Write the listing out again, all of it, word for word.

Records shown:
>>>

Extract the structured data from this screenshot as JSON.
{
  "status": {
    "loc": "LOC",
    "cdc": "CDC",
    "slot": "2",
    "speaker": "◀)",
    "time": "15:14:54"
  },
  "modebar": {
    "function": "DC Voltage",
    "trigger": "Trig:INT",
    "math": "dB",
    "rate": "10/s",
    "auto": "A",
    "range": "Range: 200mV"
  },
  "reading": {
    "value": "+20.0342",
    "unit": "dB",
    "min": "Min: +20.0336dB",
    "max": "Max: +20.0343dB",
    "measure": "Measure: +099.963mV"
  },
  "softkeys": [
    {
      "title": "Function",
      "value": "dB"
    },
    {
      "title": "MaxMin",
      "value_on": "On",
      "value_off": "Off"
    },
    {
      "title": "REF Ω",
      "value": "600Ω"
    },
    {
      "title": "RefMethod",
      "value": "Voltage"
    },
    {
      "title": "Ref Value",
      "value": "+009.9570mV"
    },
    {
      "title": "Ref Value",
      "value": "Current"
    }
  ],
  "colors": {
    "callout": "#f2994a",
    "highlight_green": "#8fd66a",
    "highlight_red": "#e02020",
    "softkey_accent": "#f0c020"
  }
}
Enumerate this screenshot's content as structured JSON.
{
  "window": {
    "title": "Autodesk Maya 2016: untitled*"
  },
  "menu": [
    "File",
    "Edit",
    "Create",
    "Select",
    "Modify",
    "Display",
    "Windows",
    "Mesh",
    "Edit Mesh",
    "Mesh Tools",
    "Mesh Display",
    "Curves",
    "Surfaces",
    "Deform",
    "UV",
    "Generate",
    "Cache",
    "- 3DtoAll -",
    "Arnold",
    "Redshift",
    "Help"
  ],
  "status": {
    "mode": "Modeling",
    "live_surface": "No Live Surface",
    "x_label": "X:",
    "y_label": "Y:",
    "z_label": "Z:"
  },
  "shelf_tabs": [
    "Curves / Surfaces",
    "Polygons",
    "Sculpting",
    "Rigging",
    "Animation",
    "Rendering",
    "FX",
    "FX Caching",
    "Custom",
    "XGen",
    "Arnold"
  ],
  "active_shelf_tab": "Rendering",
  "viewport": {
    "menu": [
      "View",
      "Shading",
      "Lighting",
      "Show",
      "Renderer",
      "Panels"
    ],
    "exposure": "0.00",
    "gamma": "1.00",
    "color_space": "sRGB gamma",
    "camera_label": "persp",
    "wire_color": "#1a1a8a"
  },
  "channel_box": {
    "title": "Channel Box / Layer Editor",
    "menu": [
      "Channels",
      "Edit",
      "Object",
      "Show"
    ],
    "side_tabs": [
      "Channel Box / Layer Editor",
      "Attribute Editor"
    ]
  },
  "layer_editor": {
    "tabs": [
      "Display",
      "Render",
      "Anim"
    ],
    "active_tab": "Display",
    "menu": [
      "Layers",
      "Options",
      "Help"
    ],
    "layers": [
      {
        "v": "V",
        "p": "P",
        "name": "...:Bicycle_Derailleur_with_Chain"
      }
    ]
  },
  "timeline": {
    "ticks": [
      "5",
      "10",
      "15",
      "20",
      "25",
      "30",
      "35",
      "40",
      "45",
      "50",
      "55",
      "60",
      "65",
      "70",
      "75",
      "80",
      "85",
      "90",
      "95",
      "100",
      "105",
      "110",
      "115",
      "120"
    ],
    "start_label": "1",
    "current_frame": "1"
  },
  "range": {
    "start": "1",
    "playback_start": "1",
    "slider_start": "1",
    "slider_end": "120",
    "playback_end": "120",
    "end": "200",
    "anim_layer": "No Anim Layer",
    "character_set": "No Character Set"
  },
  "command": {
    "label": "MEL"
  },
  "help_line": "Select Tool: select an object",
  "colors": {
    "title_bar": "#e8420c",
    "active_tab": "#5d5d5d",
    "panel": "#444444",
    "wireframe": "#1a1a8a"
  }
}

<<<

Correct output:
Extract the structured data from this screenshot as JSON.
{
  "status": {
    "loc": "LOC",
    "cdc": "CDC",
    "slot": "2",
    "speaker": "◀)",
    "time": "15:14:54"
  },
  "modebar": {
    "function": "DC Voltage",
    "trigger": "Trig:INT",
    "math": "dB",
    "rate": "10/s",
    "auto": "A",
    "range": "Range: 200mV"
  },
  "reading": {
    "value": "+20.0342",
    "unit": "dB",
    "min": "Min: +20.0336dB",
    "max": "Max: +20.0343dB",
    "measure": "Measure: +099.963mV"
  },
  "softkeys": [
    {
      "title": "Function",
      "value": "dB"
    },
    {
      "title": "MaxMin",
      "value_on": "On",
      "value_off": "Off"
    },
    {
      "title": "REF Ω",
      "value": "600Ω"
    },
    {
      "title": "RefMethod",
      "value": "Voltage"
    },
    {
      "title": "Ref Value",
      "value": "+009.9570mV"
    },
    {
      "title": "Ref Value",
      "value": "Current"
    }
  ],
  "colors": {
    "callout": "#f2994a",
    "highlight_green": "#8fd66a",
    "highlight_red": "#e02020",
    "softkey_accent": "#f0c020"
  }
}
Enumerate this screenshot's content as structured JSON.
{
  "window": {
    "title": "Autodesk Maya 2016: untitled*"
  },
  "menu": [
    "File",
    "Edit",
    "Create",
    "Select",
    "Modify",
    "Display",
    "Windows",
    "Mesh",
    "Edit Mesh",
    "Mesh Tools",
    "Mesh Display",
    "Curves",
    "Surfaces",
    "Deform",
    "UV",
    "Generate",
    "Cache",
    "- 3DtoAll -",
    "Arnold",
    "Redshift",
    "Help"
  ],
  "status": {
    "mode": "Modeling",
    "live_surface": "No Live Surface",
    "x_label": "X:",
    "y_label": "Y:",
    "z_label": "Z:"
  },
  "shelf_tabs": [
    "Curves / Surfaces",
    "Polygons",
    "Sculpting",
    "Rigging",
    "Animation",
    "Rendering",
    "FX",
    "FX Caching",
    "Custom",
    "XGen",
    "Arnold"
  ],
  "active_shelf_tab": "Rendering",
  "viewport": {
    "menu": [
      "View",
      "Shading",
      "Lighting",
      "Show",
      "Renderer",
      "Panels"
    ],
    "exposure": "0.00",
    "gamma": "1.00",
    "color_space": "sRGB gamma",
    "camera_label": "persp",
    "wire_color": "#1a1a8a"
  },
  "channel_box": {
    "title": "Channel Box / Layer Editor",
    "menu": [
      "Channels",
      "Edit",
      "Object",
      "Show"
    ],
    "side_tabs": [
      "Channel Box / Layer Editor",
      "Attribute Editor"
    ]
  },
  "layer_editor": {
    "tabs": [
      "Display",
      "Render",
      "Anim"
    ],
    "active_tab": "Display",
    "menu": [
      "Layers",
      "Options",
      "Help"
    ],
    "layers": [
      {
        "v": "V",
        "p": "P",
        "name": "...:Bicycle_Derailleur_with_Chain"
      }
    ]
  },
  "timeline": {
    "ticks": [
      "5",
      "10",
      "15",
      "20",
      "25",
      "30",
      "35",
      "40",
      "45",
      "50",
      "55",
      "60",
      "65",
      "70",
      "75",
      "80",
      "85",
      "90",
      "95",
      "100",
      "105",
      "110",
      "115",
      "120"
    ],
    "start_label": "1",
    "current_frame": "1"
  },
  "range": {
    "start": "1",
    "playback_start": "1",
    "slider_start": "1",
    "slider_end": "120",
    "playback_end": "120",
    "end": "200",
    "anim_layer": "No Anim Layer",
    "character_set": "No Character Set"
  },
  "command": {
    "label": "MEL"
  },
  "help_line": "Select Tool: select an object",
  "colors": {
    "title_bar": "#e8420c",
    "active_tab": "#5d5d5d",
    "panel": "#444444",
    "wireframe": "#1a1a8a"
  }
}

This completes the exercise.